╭─ Stored records
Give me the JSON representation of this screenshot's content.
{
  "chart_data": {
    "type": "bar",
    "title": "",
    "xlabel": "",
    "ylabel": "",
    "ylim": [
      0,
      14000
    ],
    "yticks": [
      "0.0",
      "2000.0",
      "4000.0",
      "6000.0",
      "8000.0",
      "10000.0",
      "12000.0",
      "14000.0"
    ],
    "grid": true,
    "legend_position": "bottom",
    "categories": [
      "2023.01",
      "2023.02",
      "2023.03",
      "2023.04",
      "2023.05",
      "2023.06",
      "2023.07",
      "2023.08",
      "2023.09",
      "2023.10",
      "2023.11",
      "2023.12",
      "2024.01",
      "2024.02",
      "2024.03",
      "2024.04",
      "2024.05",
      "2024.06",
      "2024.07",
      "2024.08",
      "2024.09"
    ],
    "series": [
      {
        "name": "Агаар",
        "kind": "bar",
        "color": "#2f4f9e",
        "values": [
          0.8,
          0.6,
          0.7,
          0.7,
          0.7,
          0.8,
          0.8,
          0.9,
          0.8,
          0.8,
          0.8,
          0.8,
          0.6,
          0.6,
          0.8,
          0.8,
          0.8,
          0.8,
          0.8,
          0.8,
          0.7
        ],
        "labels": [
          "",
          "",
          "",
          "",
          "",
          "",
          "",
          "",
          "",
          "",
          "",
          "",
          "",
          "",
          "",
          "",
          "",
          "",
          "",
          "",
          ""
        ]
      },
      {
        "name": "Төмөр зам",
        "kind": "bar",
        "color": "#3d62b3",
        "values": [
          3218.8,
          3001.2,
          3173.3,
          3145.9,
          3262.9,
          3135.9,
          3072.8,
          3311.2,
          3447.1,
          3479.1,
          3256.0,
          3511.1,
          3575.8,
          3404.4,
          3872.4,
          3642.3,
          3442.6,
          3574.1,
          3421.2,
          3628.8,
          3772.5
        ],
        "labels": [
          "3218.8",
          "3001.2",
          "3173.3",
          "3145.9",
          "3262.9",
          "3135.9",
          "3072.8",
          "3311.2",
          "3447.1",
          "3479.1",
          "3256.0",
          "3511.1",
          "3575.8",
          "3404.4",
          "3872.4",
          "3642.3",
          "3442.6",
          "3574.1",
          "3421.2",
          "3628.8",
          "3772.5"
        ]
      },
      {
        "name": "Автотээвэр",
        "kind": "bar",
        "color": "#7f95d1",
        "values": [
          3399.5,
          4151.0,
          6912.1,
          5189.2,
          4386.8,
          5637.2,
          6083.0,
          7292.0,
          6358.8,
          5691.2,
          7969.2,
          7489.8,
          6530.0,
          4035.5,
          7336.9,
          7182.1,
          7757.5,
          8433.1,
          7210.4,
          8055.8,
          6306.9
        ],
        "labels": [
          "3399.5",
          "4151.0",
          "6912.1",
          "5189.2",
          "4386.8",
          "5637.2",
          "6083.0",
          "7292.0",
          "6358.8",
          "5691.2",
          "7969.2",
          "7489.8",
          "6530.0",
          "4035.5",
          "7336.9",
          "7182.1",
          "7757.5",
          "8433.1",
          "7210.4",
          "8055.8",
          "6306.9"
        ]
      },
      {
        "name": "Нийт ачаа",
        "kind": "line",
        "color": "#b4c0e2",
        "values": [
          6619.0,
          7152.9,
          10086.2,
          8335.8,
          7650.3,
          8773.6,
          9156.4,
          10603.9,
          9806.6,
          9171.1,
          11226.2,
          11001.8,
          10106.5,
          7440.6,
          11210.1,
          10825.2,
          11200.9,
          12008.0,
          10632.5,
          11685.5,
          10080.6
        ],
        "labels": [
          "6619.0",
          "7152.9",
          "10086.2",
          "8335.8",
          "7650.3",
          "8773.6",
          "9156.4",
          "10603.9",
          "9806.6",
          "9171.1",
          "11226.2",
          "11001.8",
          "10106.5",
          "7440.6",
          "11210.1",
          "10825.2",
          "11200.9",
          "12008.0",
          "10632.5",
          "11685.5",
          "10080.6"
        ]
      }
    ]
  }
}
╰─
Task brief:
Give all of the entries again, word for word.

Written answer:
Give me the JSON representation of this screenshot's content.
{
  "chart_data": {
    "type": "bar",
    "title": "",
    "xlabel": "",
    "ylabel": "",
    "ylim": [
      0,
      14000
    ],
    "yticks": [
      "0.0",
      "2000.0",
      "4000.0",
      "6000.0",
      "8000.0",
      "10000.0",
      "12000.0",
      "14000.0"
    ],
    "grid": true,
    "legend_position": "bottom",
    "categories": [
      "2023.01",
      "2023.02",
      "2023.03",
      "2023.04",
      "2023.05",
      "2023.06",
      "2023.07",
      "2023.08",
      "2023.09",
      "2023.10",
      "2023.11",
      "2023.12",
      "2024.01",
      "2024.02",
      "2024.03",
      "2024.04",
      "2024.05",
      "2024.06",
      "2024.07",
      "2024.08",
      "2024.09"
    ],
    "series": [
      {
        "name": "Агаар",
        "kind": "bar",
        "color": "#2f4f9e",
        "values": [
          0.8,
          0.6,
          0.7,
          0.7,
          0.7,
          0.8,
          0.8,
          0.9,
          0.8,
          0.8,
          0.8,
          0.8,
          0.6,
          0.6,
          0.8,
          0.8,
          0.8,
          0.8,
          0.8,
          0.8,
          0.7
        ],
        "labels": [
          "",
          "",
          "",
          "",
          "",
          "",
          "",
          "",
          "",
          "",
          "",
          "",
          "",
          "",
          "",
          "",
          "",
          "",
          "",
          "",
          ""
        ]
      },
      {
        "name": "Төмөр зам",
        "kind": "bar",
        "color": "#3d62b3",
        "values": [
          3218.8,
          3001.2,
          3173.3,
          3145.9,
          3262.9,
          3135.9,
          3072.8,
          3311.2,
          3447.1,
          3479.1,
          3256.0,
          3511.1,
          3575.8,
          3404.4,
          3872.4,
          3642.3,
          3442.6,
          3574.1,
          3421.2,
          3628.8,
          3772.5
        ],
        "labels": [
          "3218.8",
          "3001.2",
          "3173.3",
          "3145.9",
          "3262.9",
          "3135.9",
          "3072.8",
          "3311.2",
          "3447.1",
          "3479.1",
          "3256.0",
          "3511.1",
          "3575.8",
          "3404.4",
          "3872.4",
          "3642.3",
          "3442.6",
          "3574.1",
          "3421.2",
          "3628.8",
          "3772.5"
        ]
      },
      {
        "name": "Автотээвэр",
        "kind": "bar",
        "color": "#7f95d1",
        "values": [
          3399.5,
          4151.0,
          6912.1,
          5189.2,
          4386.8,
          5637.2,
          6083.0,
          7292.0,
          6358.8,
          5691.2,
          7969.2,
          7489.8,
          6530.0,
          4035.5,
          7336.9,
          7182.1,
          7757.5,
          8433.1,
          7210.4,
          8055.8,
          6306.9
        ],
        "labels": [
          "3399.5",
          "4151.0",
          "6912.1",
          "5189.2",
          "4386.8",
          "5637.2",
          "6083.0",
          "7292.0",
          "6358.8",
          "5691.2",
          "7969.2",
          "7489.8",
          "6530.0",
          "4035.5",
          "7336.9",
          "7182.1",
          "7757.5",
          "8433.1",
          "7210.4",
          "8055.8",
          "6306.9"
        ]
      },
      {
        "name": "Нийт ачаа",
        "kind": "line",
        "color": "#b4c0e2",
        "values": [
          6619.0,
          7152.9,
          10086.2,
          8335.8,
          7650.3,
          8773.6,
          9156.4,
          10603.9,
          9806.6,
          9171.1,
          11226.2,
          11001.8,
          10106.5,
          7440.6,
          11210.1,
          10825.2,
          11200.9,
          12008.0,
          10632.5,
          11685.5,
          10080.6
        ],
        "labels": [
          "6619.0",
          "7152.9",
          "10086.2",
          "8335.8",
          "7650.3",
          "8773.6",
          "9156.4",
          "10603.9",
          "9806.6",
          "9171.1",
          "11226.2",
          "11001.8",
          "10106.5",
          "7440.6",
          "11210.1",
          "10825.2",
          "11200.9",
          "12008.0",
          "10632.5",
          "11685.5",
          "10080.6"
        ]
      }
    ]
  }
}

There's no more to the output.